Source data
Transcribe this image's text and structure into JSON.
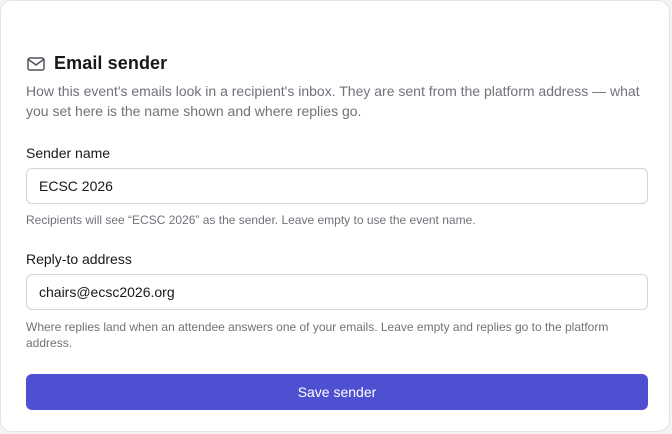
{
  "section": {
    "icon": "mail-icon",
    "title": "Email sender",
    "description": "How this event's emails look in a recipient's inbox. They are sent from the platform address — what you set here is the name shown and where replies go."
  },
  "sender_name": {
    "label": "Sender name",
    "value": "ECSC 2026",
    "help": "Recipients will see “ECSC 2026” as the sender. Leave empty to use the event name."
  },
  "reply_to": {
    "label": "Reply-to address",
    "value": "chairs@ecsc2026.org",
    "help": "Where replies land when an attendee answers one of your emails. Leave empty and replies go to the platform address."
  },
  "actions": {
    "save_label": "Save sender"
  },
  "colors": {
    "accent": "#4f4fd1",
    "text": "#18181b",
    "muted": "#71717a",
    "border": "#d4d4d8"
  }
}
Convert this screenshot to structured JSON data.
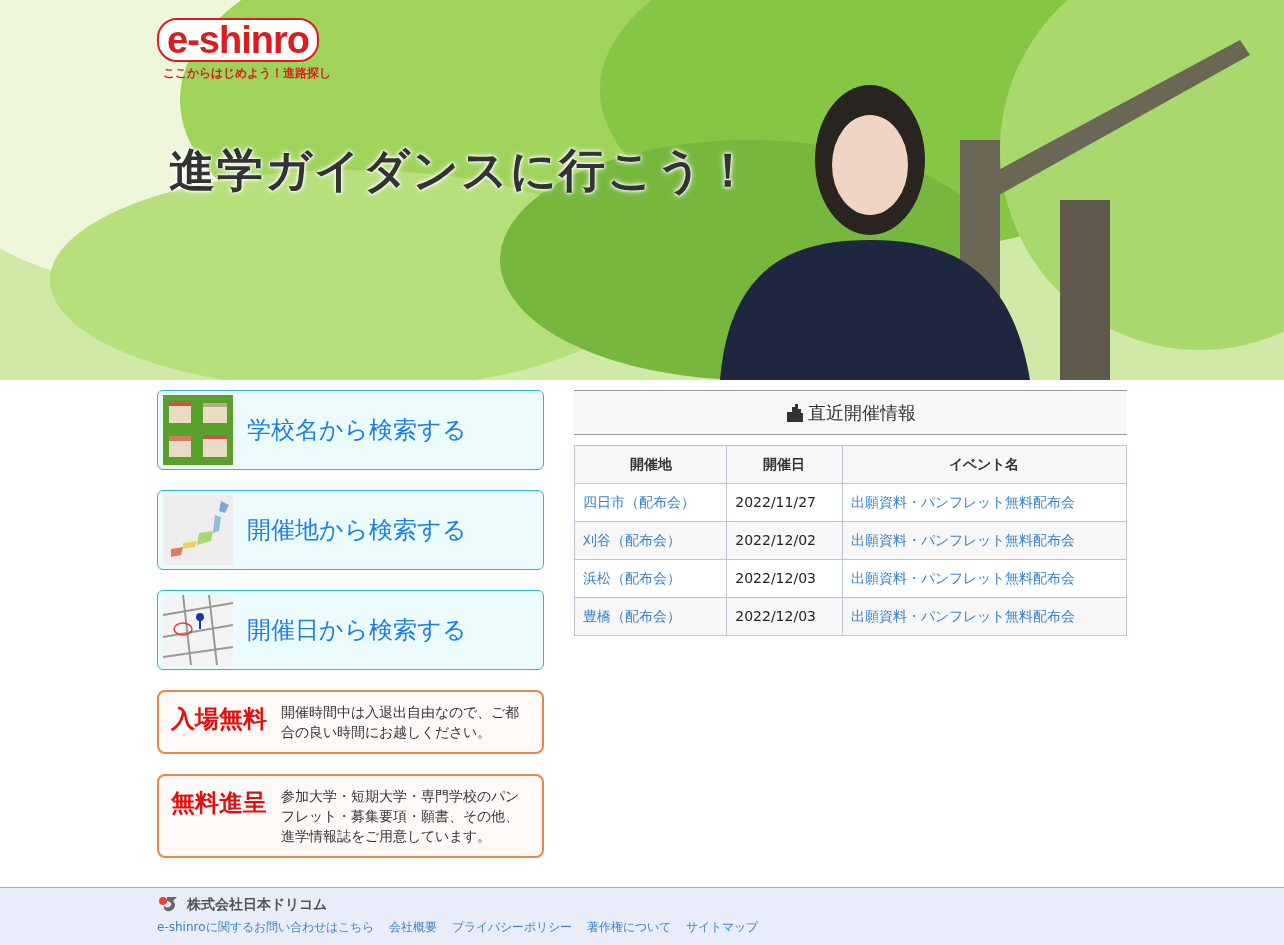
{
  "header": {
    "logo": "e-shinro",
    "tagline": "ここからはじめよう！進路探し",
    "headline": "進学ガイダンスに行こう！"
  },
  "search_buttons": [
    {
      "kind": "school",
      "label": "学校名から検索する"
    },
    {
      "kind": "map",
      "label": "開催地から検索する"
    },
    {
      "kind": "calendar",
      "label": "開催日から検索する"
    }
  ],
  "notices": [
    {
      "title": "入場無料",
      "text": "開催時間中は入退出自由なので、ご都合の良い時間にお越しください。"
    },
    {
      "title": "無料進呈",
      "text": "参加大学・短期大学・専門学校のパンフレット・募集要項・願書、その他、進学情報誌をご用意しています。"
    }
  ],
  "events": {
    "title": "直近開催情報",
    "columns": [
      "開催地",
      "開催日",
      "イベント名"
    ],
    "rows": [
      [
        "四日市（配布会）",
        "2022/11/27",
        "出願資料・パンフレット無料配布会"
      ],
      [
        "刈谷（配布会）",
        "2022/12/02",
        "出願資料・パンフレット無料配布会"
      ],
      [
        "浜松（配布会）",
        "2022/12/03",
        "出願資料・パンフレット無料配布会"
      ],
      [
        "豊橋（配布会）",
        "2022/12/03",
        "出願資料・パンフレット無料配布会"
      ]
    ]
  },
  "footer": {
    "company": "株式会社日本ドリコム",
    "links": [
      "e-shinroに関するお問い合わせはこちら",
      "会社概要",
      "プライバシーポリシー",
      "著作権について",
      "サイトマップ"
    ]
  }
}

Job ->
How many of the lines in the listing above hold the word "empty"? Report only that figure.

Reply ->
2